** Start Material shown **

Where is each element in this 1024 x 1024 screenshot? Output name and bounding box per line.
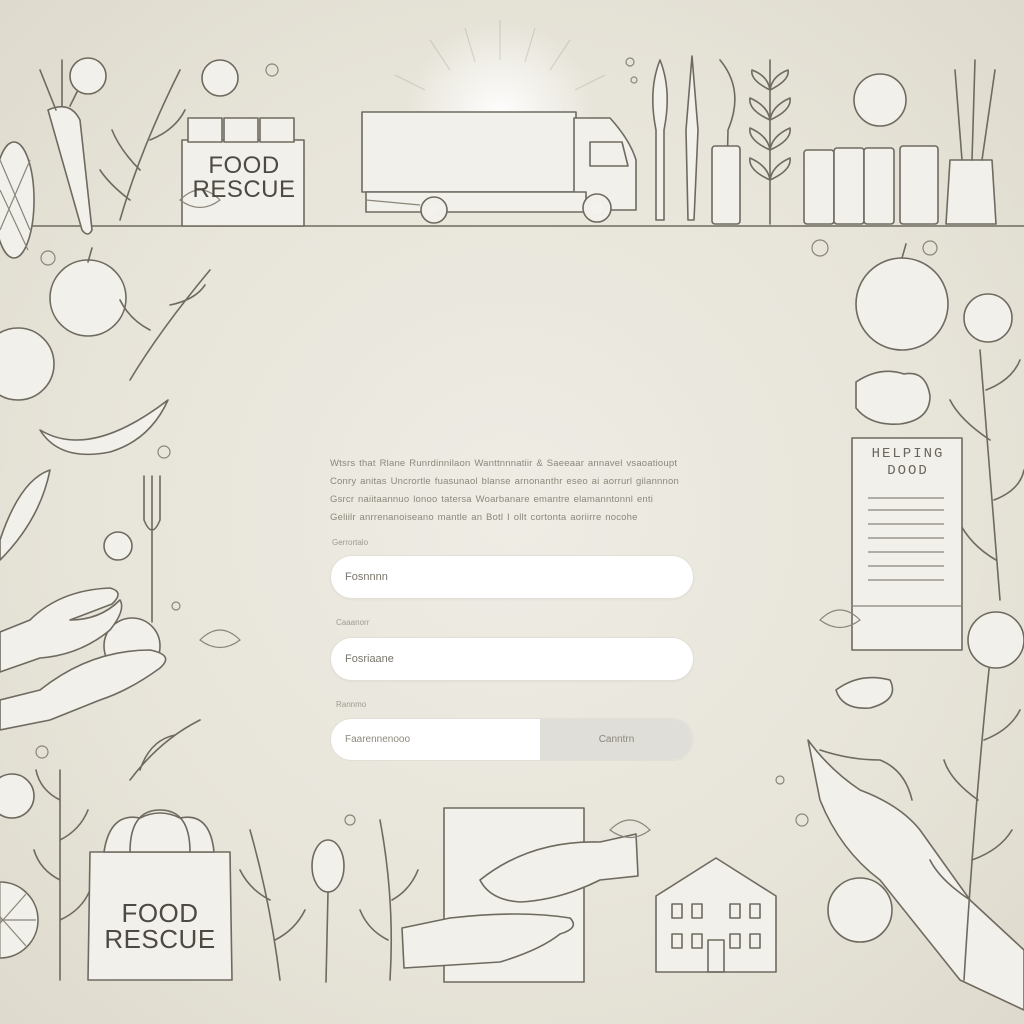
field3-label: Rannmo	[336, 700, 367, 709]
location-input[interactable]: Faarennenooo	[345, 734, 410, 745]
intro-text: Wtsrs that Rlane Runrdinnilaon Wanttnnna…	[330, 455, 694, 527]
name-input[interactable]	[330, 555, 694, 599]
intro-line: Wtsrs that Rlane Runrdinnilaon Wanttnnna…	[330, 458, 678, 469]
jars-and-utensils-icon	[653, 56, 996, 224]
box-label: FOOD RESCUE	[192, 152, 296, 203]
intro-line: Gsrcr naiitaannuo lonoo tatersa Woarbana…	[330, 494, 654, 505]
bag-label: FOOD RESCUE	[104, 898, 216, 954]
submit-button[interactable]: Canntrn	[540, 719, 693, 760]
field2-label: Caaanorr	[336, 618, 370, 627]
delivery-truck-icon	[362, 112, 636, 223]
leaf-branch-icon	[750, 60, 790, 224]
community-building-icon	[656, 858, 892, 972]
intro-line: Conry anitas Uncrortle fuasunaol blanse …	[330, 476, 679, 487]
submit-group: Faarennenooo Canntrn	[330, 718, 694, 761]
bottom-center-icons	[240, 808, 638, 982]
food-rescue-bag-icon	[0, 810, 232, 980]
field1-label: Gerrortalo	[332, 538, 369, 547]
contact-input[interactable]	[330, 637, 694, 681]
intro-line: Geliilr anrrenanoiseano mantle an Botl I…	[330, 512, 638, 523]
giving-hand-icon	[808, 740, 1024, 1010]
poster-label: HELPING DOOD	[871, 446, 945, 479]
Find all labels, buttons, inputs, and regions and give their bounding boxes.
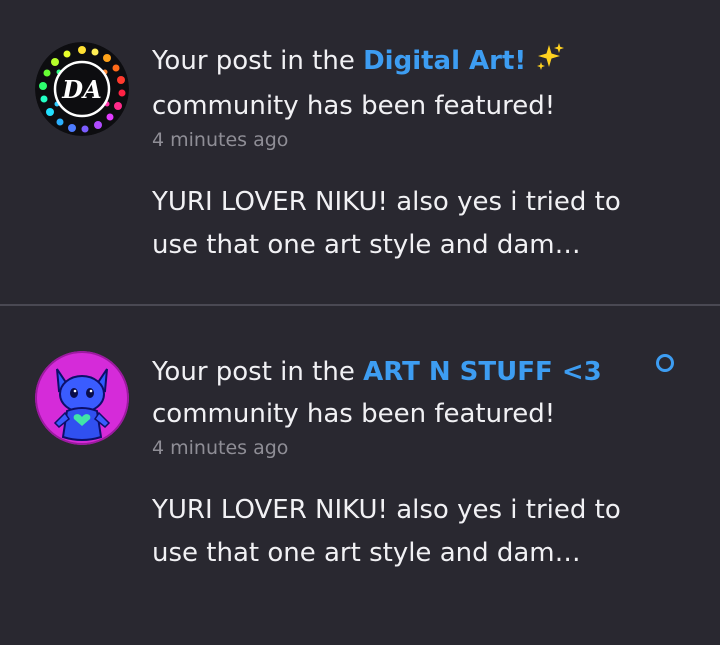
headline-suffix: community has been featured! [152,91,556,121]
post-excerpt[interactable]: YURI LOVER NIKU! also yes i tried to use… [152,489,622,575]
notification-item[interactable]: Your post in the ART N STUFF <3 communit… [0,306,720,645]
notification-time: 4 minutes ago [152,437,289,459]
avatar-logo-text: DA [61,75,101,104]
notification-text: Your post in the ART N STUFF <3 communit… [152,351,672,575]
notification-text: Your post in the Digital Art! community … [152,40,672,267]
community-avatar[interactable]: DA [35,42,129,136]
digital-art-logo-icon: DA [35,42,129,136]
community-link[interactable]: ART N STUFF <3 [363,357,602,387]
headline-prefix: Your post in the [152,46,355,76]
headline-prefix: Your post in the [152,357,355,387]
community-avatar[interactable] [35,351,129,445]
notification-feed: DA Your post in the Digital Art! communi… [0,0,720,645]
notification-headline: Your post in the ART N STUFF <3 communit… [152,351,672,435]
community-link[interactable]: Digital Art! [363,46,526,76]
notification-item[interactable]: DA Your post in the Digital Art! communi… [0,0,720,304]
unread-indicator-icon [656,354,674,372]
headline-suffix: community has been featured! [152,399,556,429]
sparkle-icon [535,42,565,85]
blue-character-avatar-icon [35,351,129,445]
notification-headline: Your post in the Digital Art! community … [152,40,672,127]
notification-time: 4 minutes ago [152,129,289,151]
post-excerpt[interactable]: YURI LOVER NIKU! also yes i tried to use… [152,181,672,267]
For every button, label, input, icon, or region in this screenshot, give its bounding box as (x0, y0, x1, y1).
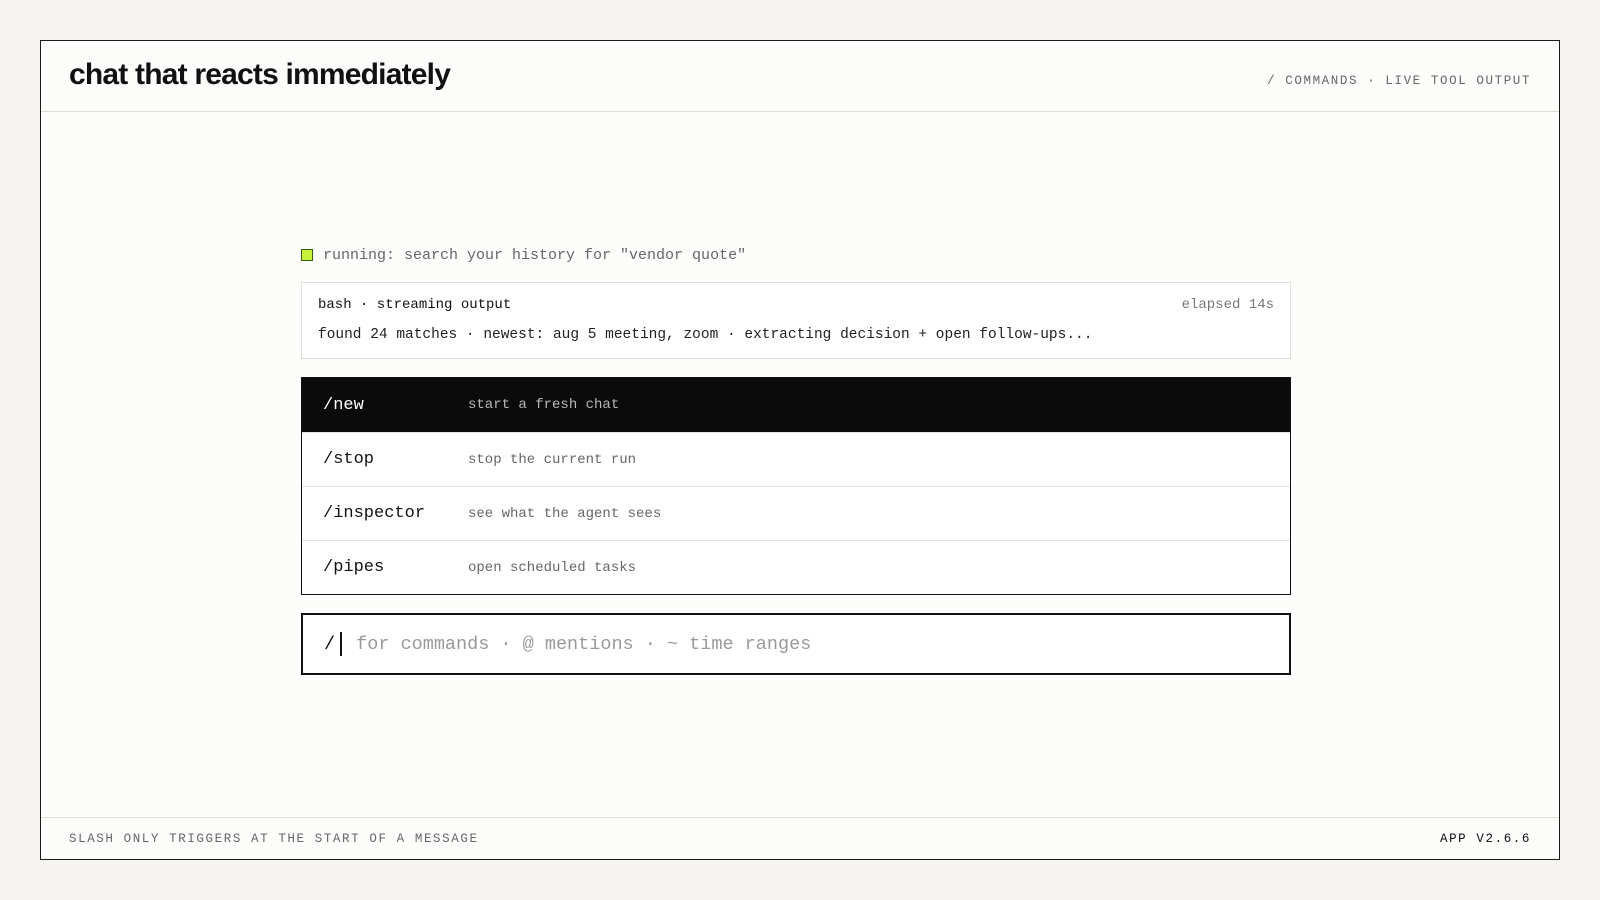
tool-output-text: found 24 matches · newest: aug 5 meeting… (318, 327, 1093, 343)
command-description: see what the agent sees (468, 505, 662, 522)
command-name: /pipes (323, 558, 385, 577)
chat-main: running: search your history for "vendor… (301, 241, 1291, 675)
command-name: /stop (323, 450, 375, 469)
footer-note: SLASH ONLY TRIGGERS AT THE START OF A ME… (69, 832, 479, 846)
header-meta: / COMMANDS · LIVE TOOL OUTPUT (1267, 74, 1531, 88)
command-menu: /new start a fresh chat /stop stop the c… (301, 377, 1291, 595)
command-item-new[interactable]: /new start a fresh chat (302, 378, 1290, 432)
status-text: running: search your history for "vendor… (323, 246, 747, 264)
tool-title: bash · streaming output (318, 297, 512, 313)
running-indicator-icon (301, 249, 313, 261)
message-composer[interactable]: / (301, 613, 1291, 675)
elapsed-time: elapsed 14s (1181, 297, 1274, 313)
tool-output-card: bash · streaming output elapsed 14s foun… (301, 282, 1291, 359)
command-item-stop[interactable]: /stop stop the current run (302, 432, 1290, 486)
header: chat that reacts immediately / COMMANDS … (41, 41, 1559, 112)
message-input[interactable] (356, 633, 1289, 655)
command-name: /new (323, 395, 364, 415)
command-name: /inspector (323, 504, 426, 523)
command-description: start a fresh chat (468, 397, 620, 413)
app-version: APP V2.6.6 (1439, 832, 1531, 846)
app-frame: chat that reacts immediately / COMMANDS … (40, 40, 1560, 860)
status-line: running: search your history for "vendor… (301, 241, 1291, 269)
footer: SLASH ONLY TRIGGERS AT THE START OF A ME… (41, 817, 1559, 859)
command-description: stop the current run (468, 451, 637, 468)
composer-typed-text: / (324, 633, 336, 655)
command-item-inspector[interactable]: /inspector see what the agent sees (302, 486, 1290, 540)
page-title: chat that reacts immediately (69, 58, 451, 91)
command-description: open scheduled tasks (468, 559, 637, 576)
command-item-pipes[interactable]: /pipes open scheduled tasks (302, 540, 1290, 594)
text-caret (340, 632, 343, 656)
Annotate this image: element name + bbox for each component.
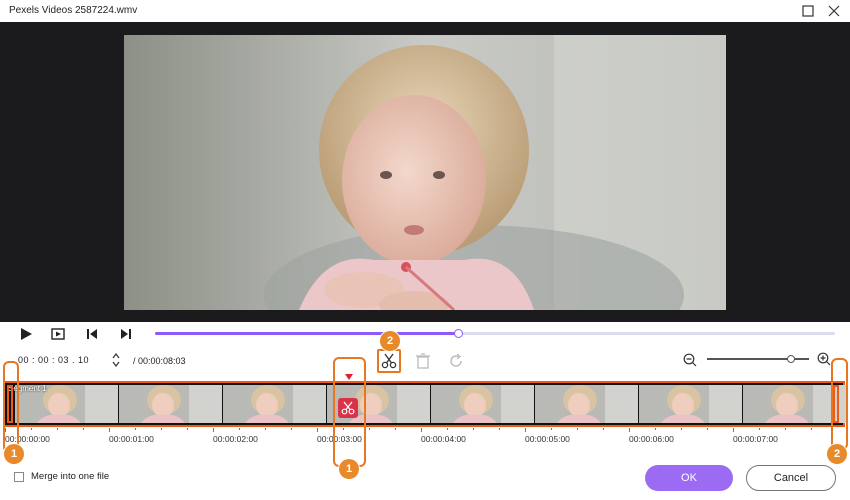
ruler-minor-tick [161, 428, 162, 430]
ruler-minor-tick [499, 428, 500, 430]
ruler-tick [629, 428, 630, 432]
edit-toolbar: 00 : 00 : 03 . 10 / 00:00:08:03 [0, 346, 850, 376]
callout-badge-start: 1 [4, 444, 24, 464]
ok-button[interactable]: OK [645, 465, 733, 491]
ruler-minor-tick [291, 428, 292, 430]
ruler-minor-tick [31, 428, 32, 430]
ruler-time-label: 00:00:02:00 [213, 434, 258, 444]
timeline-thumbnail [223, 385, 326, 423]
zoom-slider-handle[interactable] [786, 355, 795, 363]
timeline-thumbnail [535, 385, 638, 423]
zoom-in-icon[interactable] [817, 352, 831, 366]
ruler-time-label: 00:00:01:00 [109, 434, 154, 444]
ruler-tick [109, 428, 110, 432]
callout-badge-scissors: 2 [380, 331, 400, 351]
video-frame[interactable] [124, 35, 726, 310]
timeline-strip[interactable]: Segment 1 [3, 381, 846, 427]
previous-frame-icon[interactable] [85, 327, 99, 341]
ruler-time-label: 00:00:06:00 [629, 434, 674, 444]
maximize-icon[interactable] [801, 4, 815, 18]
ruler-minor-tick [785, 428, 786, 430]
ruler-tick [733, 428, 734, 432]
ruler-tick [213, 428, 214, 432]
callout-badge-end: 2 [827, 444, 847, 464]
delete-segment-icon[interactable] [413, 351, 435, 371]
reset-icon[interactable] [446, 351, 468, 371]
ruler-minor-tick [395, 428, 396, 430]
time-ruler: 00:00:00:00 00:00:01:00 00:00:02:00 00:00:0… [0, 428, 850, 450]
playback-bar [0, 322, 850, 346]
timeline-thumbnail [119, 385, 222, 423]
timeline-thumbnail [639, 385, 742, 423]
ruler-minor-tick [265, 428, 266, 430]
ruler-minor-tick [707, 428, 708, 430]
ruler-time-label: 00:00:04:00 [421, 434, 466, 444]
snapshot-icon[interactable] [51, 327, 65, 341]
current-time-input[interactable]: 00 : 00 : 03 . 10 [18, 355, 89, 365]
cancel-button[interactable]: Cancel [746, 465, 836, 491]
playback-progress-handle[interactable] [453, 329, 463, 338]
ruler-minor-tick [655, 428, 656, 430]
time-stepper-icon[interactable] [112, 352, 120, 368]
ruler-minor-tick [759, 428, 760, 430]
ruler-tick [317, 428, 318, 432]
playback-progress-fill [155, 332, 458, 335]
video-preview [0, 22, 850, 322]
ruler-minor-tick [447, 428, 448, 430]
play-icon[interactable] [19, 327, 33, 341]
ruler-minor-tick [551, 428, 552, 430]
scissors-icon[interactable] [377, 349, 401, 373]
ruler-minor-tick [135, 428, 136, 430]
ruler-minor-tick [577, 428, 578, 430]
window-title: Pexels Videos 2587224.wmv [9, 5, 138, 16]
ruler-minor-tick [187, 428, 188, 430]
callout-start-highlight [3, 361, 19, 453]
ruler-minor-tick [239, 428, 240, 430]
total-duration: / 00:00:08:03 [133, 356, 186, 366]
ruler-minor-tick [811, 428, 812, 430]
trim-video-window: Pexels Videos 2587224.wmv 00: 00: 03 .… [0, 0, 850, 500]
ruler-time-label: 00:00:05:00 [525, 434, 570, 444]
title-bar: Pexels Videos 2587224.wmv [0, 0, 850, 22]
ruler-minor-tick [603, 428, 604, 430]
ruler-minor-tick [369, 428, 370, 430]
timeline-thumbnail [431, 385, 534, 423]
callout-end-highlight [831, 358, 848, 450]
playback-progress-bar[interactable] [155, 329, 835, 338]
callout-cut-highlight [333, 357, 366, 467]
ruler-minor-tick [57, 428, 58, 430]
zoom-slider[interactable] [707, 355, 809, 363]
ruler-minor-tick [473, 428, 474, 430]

** End Material shown **

Given instruction: Reproduce the lines above without changes, starting with the line containing "700, 367, 709]" and going on through the line containing "56, 996, 224]", both of those lines included.

Full response:
field3-label: Rannmo	[336, 700, 367, 709]
location-input[interactable]: Faarennenooo	[345, 734, 410, 745]
intro-text: Wtsrs that Rlane Runrdinnilaon Wanttnnna…	[330, 455, 694, 527]
name-input[interactable]	[330, 555, 694, 599]
intro-line: Wtsrs that Rlane Runrdinnilaon Wanttnnna…	[330, 458, 678, 469]
jars-and-utensils-icon	[653, 56, 996, 224]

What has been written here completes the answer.